BEGIN Page excerpt
As someone who always rejected Komoot and stuck to OpenStreetMap, and had to justify that decision multiple times: I'll play them the world's smallest violin.
This article is about people who liked their company and their job and lost it all. It's something to lack empathy, but I'm always amazed that there are people so full of themselves that they will go out there and proclaim that they don't give a shit about other people's fate, as if it was something to be proud about.
Okay, you're right, and I actually do give a shit about the employees. The comment was coming from the perspective of interacting with users and the app, and I didn't think about the employee-side of the story when I wrote it.
I am the same. I use osmand and sync the recorded tracks with syncthing to my desktop. Works for me but not comparable to sites like komoote of course.
Also there can be some really great country specific apps.
E.g. in Switzerland there's the free official Swiss Topo app with all the official maps incl. all the trail data. Can easily create/import/export tours.
END Page excerpt
BEGIN Listed entries
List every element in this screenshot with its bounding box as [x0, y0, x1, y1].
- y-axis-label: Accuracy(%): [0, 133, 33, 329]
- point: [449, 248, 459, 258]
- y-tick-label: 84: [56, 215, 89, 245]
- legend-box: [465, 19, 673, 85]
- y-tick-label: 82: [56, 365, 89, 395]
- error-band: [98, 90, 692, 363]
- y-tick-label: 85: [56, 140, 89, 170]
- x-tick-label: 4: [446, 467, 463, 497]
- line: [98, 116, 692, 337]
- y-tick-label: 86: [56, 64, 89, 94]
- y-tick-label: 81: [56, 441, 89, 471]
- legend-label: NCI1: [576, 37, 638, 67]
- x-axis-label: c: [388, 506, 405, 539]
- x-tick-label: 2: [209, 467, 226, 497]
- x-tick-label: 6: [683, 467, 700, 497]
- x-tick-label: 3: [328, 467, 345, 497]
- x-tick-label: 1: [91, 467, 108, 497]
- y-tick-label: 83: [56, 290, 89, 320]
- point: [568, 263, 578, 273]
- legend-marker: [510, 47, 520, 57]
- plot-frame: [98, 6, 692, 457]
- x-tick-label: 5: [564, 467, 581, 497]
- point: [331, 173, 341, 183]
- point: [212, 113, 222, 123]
END Listed entries
__List of tasks__.
1. From the Komoot comment thread, write out the passage starting at "E.g. in Switzerland" and ending at "easily create/import/export tours.", substituting "SwissTopo" for "Swiss Topo".
2. Continue the Komoot comment thread after its last sentence.
The data can be set aside.

__Responses to the tasks__.
1.
E.g. in Switzerland there's the free official SwissTopo app with all the official maps incl. all the trail data. Can easily create/import/export tours.

2.
Counterpoint: I used Komoot during the pandemic because it was the only app that would recommend new, interesting trekking routes every week in the small corner of the world where I was at the time. For my SO at the time, who was losing their mind due to cabin fever, Komoot was a literal lifesaver. No other app that I know of offered that.
I am therefore thankful to the old Komoot Team and I'm sad for them.
OpenStreetMap doesn't have that. Services downstream from OpenStreetMap, like Komoot, OsmAnd, and Organic Maps do, but OpenStreetMap doesn't have any offline mode or anything (and only has very rudimentary GPS tracking on the website, for centering the map on your general location to make editing easier)
I see OpenStreetMap primarily as the dataset and community, not the website. So OsmAnd is in that same ecosystem for me and qualifies as "OpenStreetMap" in a wider sense of the term. For me, at least.